• Objective:
What lines of the data hold the string "Sequential"? Pull each one out.

• Material shown:
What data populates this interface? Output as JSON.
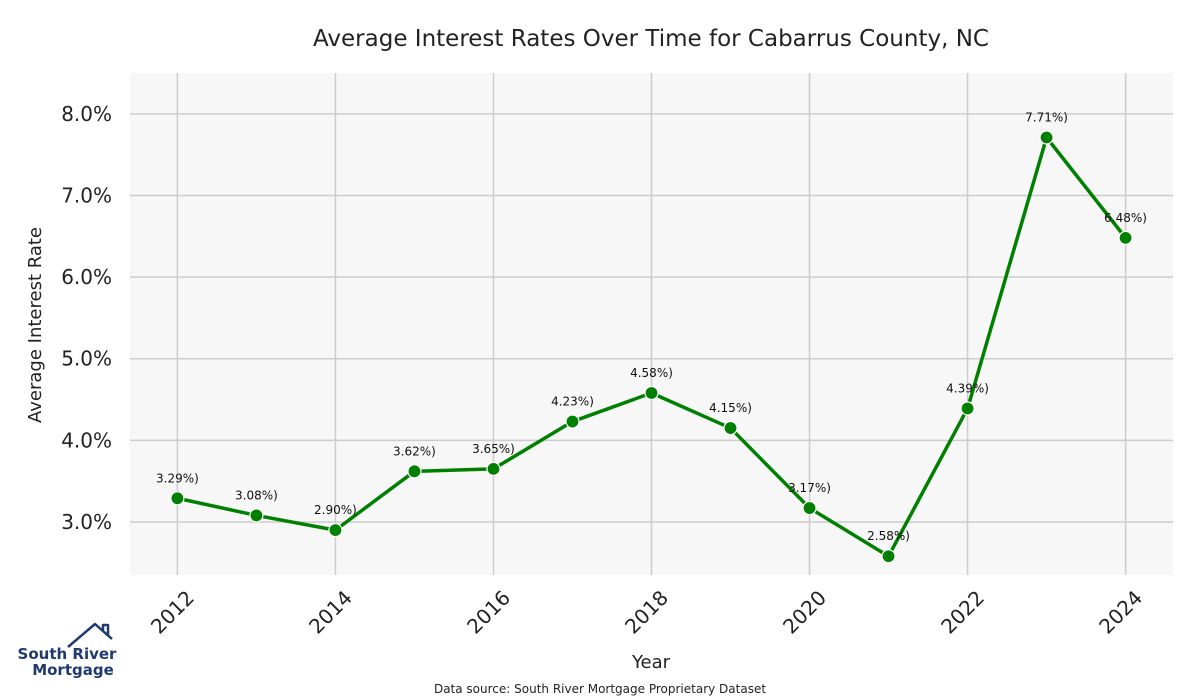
{
  "chart_data": {
    "type": "line",
    "title": "Average Interest Rates Over Time for Cabarrus County, NC",
    "xlabel": "Year",
    "ylabel": "Average Interest Rate",
    "x": [
      2012,
      2013,
      2014,
      2015,
      2016,
      2017,
      2018,
      2019,
      2020,
      2021,
      2022,
      2023,
      2024
    ],
    "xticks": [
      "2012",
      "2014",
      "2016",
      "2018",
      "2020",
      "2022",
      "2024"
    ],
    "xlim": [
      2011.4,
      2024.6
    ],
    "ylim": [
      2.35,
      8.5
    ],
    "yticks": [
      "3.0%",
      "4.0%",
      "5.0%",
      "6.0%",
      "7.0%",
      "8.0%"
    ],
    "series": [
      {
        "values": [
          3.29,
          3.08,
          2.9,
          3.62,
          3.65,
          4.23,
          4.58,
          4.15,
          3.17,
          2.58,
          4.39,
          7.71,
          6.48
        ],
        "labels": [
          "3.29%)",
          "3.08%)",
          "2.90%)",
          "3.62%)",
          "3.65%)",
          "4.23%)",
          "4.58%)",
          "4.15%)",
          "3.17%)",
          "2.58%)",
          "4.39%)",
          "7.71%)",
          "6.48%)"
        ],
        "color": "#008000"
      }
    ],
    "grid": true,
    "background": "#f7f7f7",
    "grid_color": "#cccccc",
    "source_note": "Data source: South River Mortgage Proprietary Dataset"
  },
  "logo": {
    "line1": "South River",
    "line2": "Mortgage",
    "color": "#1f3a6e",
    "icon": "house-roof-icon"
  }
}
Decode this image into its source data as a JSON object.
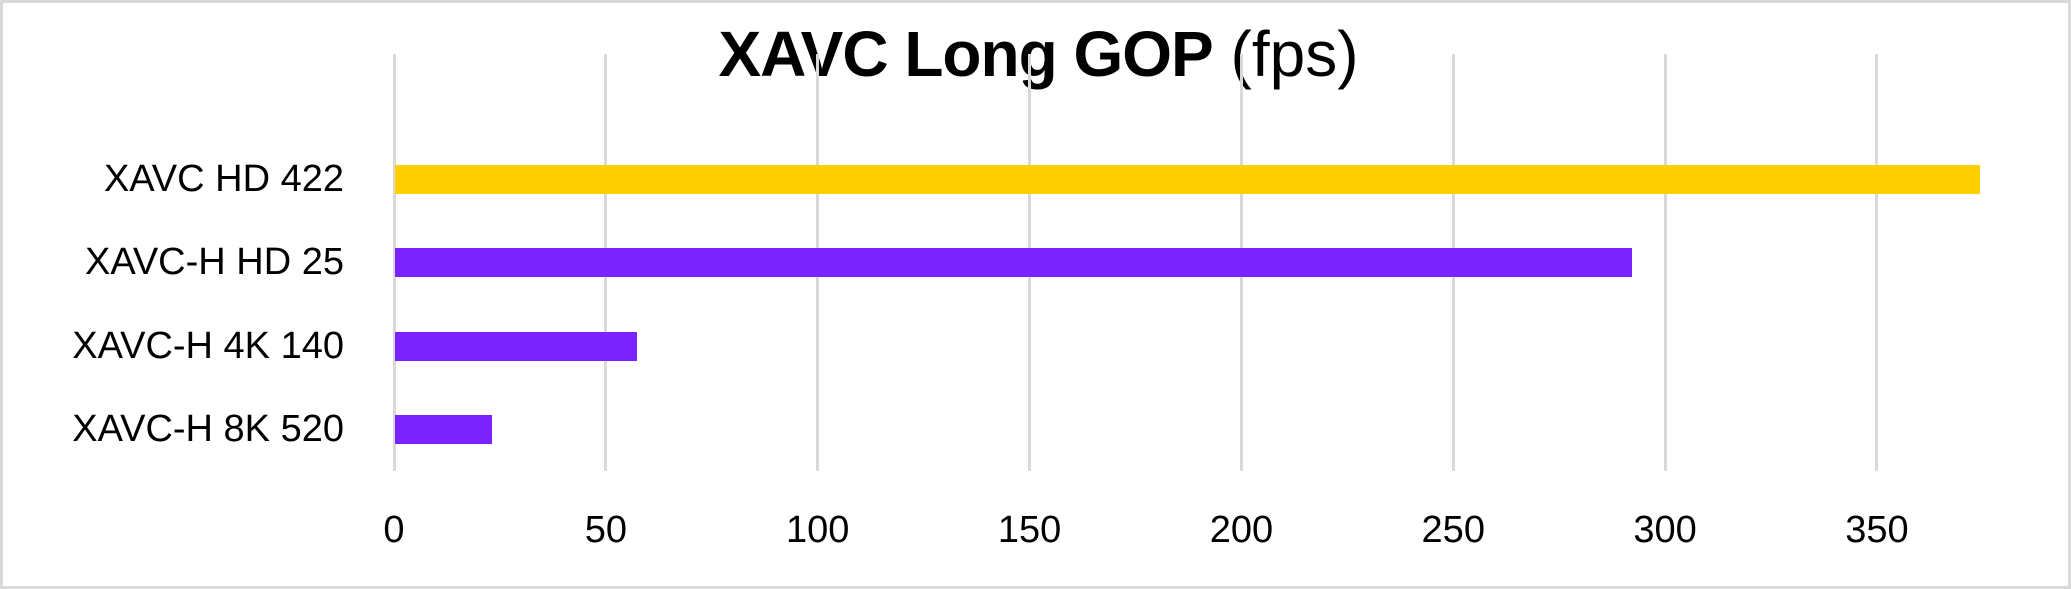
{
  "chart_data": {
    "type": "bar",
    "orientation": "horizontal",
    "title": "XAVC Long GOP (fps)",
    "title_parts": {
      "bold": "XAVC Long GOP",
      "normal": "(fps)"
    },
    "categories": [
      "XAVC HD 422",
      "XAVC-H HD 25",
      "XAVC-H 4K 140",
      "XAVC-H 8K 520"
    ],
    "values": [
      374,
      292,
      57,
      23
    ],
    "colors": [
      "#FFCF00",
      "#7A22FF",
      "#7A22FF",
      "#7A22FF"
    ],
    "xlabel": "",
    "ylabel": "",
    "xlim": [
      0,
      375
    ],
    "xticks": [
      0,
      50,
      100,
      150,
      200,
      250,
      300,
      350
    ],
    "xtick_labels": [
      "0",
      "50",
      "100",
      "150",
      "200",
      "250",
      "300",
      "350"
    ],
    "grid": true,
    "legend": null
  }
}
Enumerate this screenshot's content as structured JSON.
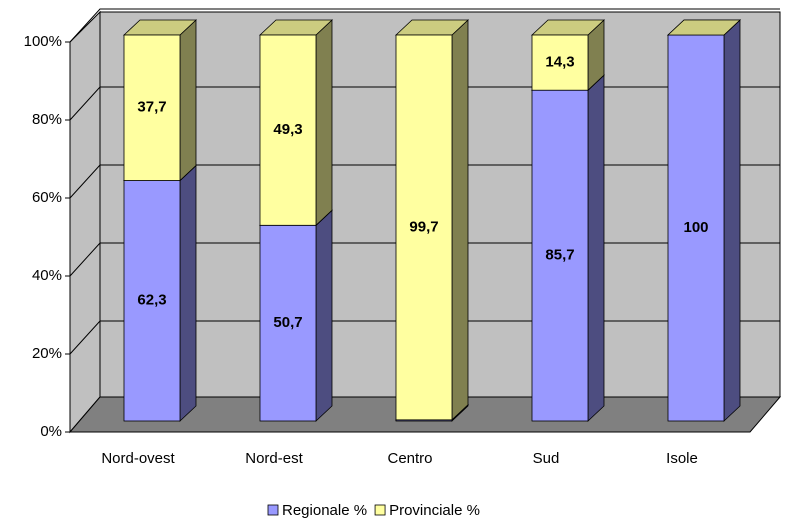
{
  "chart_data": {
    "type": "bar",
    "stacked": true,
    "categories": [
      "Nord-ovest",
      "Nord-est",
      "Centro",
      "Sud",
      "Isole"
    ],
    "series": [
      {
        "name": "Regionale %",
        "color": "#9999ff",
        "values": [
          62.3,
          50.7,
          0.3,
          85.7,
          100
        ],
        "value_labels": [
          "62,3",
          "50,7",
          null,
          "85,7",
          "100"
        ]
      },
      {
        "name": "Provinciale %",
        "color": "#ffffa0",
        "values": [
          37.7,
          49.3,
          99.7,
          14.3,
          0
        ],
        "value_labels": [
          "37,7",
          "49,3",
          "99,7",
          "14,3",
          null
        ]
      }
    ],
    "ylim": [
      0,
      100
    ],
    "yticks": [
      {
        "value": 0,
        "label": "0%"
      },
      {
        "value": 20,
        "label": "20%"
      },
      {
        "value": 40,
        "label": "40%"
      },
      {
        "value": 60,
        "label": "60%"
      },
      {
        "value": 80,
        "label": "80%"
      },
      {
        "value": 100,
        "label": "100%"
      }
    ],
    "grid": true,
    "legend": "bottom"
  }
}
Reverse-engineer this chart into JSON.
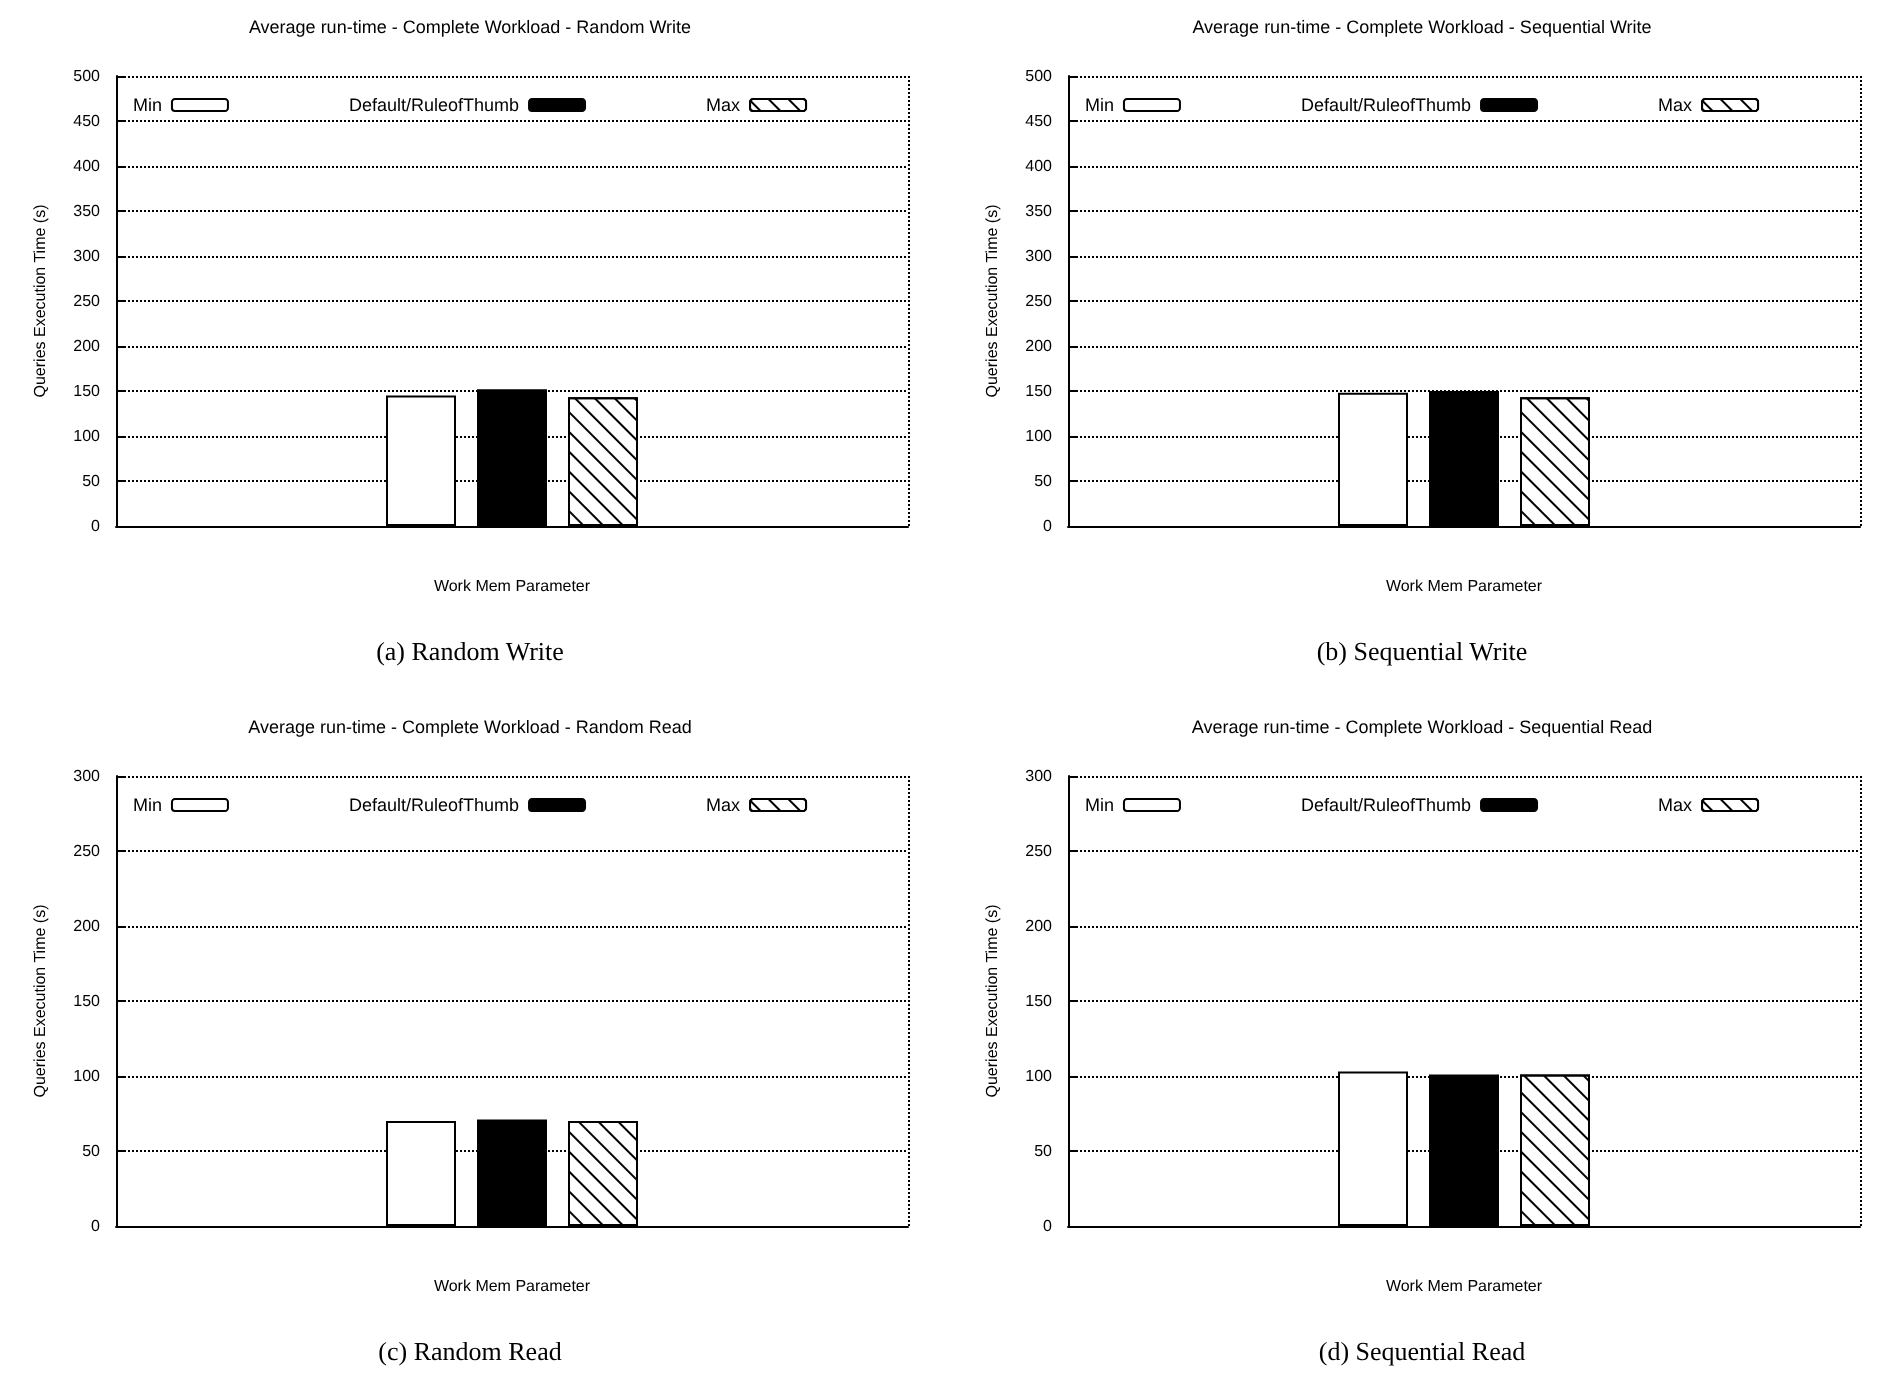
{
  "chart_data": [
    {
      "type": "bar",
      "title": "Average run-time - Complete Workload - Random Write",
      "xlabel": "Work Mem Parameter",
      "ylabel": "Queries Execution Time (s)",
      "annotations": [
        "(a)  Random Write"
      ],
      "categories": [
        null
      ],
      "ylim": [
        0,
        500
      ],
      "yticks": [
        0,
        50,
        100,
        150,
        200,
        250,
        300,
        350,
        400,
        450,
        500
      ],
      "grid": true,
      "legend": "top",
      "series": [
        {
          "name": "Min",
          "color": "#ffffff",
          "values": [
            145
          ]
        },
        {
          "name": "Default/RuleofThumb",
          "color": "#000000",
          "values": [
            152
          ]
        },
        {
          "name": "Max",
          "color": "#ffffff",
          "values": [
            143
          ]
        }
      ]
    },
    {
      "type": "bar",
      "title": "Average run-time - Complete Workload - Sequential Write",
      "xlabel": "Work Mem Parameter",
      "ylabel": "Queries Execution Time (s)",
      "annotations": [
        "(b)  Sequential Write"
      ],
      "categories": [
        null
      ],
      "ylim": [
        0,
        500
      ],
      "yticks": [
        0,
        50,
        100,
        150,
        200,
        250,
        300,
        350,
        400,
        450,
        500
      ],
      "grid": true,
      "legend": "top",
      "series": [
        {
          "name": "Min",
          "color": "#ffffff",
          "values": [
            148
          ]
        },
        {
          "name": "Default/RuleofThumb",
          "color": "#000000",
          "values": [
            150
          ]
        },
        {
          "name": "Max",
          "color": "#ffffff",
          "values": [
            143
          ]
        }
      ]
    },
    {
      "type": "bar",
      "title": "Average run-time - Complete Workload - Random Read",
      "xlabel": "Work Mem Parameter",
      "ylabel": "Queries Execution Time (s)",
      "annotations": [
        "(c)  Random Read"
      ],
      "categories": [
        null
      ],
      "ylim": [
        0,
        300
      ],
      "yticks": [
        0,
        50,
        100,
        150,
        200,
        250,
        300
      ],
      "grid": true,
      "legend": "top",
      "series": [
        {
          "name": "Min",
          "color": "#ffffff",
          "values": [
            70
          ]
        },
        {
          "name": "Default/RuleofThumb",
          "color": "#000000",
          "values": [
            71
          ]
        },
        {
          "name": "Max",
          "color": "#ffffff",
          "values": [
            70
          ]
        }
      ]
    },
    {
      "type": "bar",
      "title": "Average run-time - Complete Workload - Sequential Read",
      "xlabel": "Work Mem Parameter",
      "ylabel": "Queries Execution Time (s)",
      "annotations": [
        "(d)  Sequential Read"
      ],
      "categories": [
        null
      ],
      "ylim": [
        0,
        300
      ],
      "yticks": [
        0,
        50,
        100,
        150,
        200,
        250,
        300
      ],
      "grid": true,
      "legend": "top",
      "series": [
        {
          "name": "Min",
          "color": "#ffffff",
          "values": [
            103
          ]
        },
        {
          "name": "Default/RuleofThumb",
          "color": "#000000",
          "values": [
            101
          ]
        },
        {
          "name": "Max",
          "color": "#ffffff",
          "values": [
            101
          ]
        }
      ]
    }
  ]
}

• Task solution:
      "title": "Average run-time - Complete Workload - Sequential Write",
        "(b)  Sequential Write"
      "title": "Average run-time - Complete Workload - Sequential Read",
        "(d)  Sequential Read"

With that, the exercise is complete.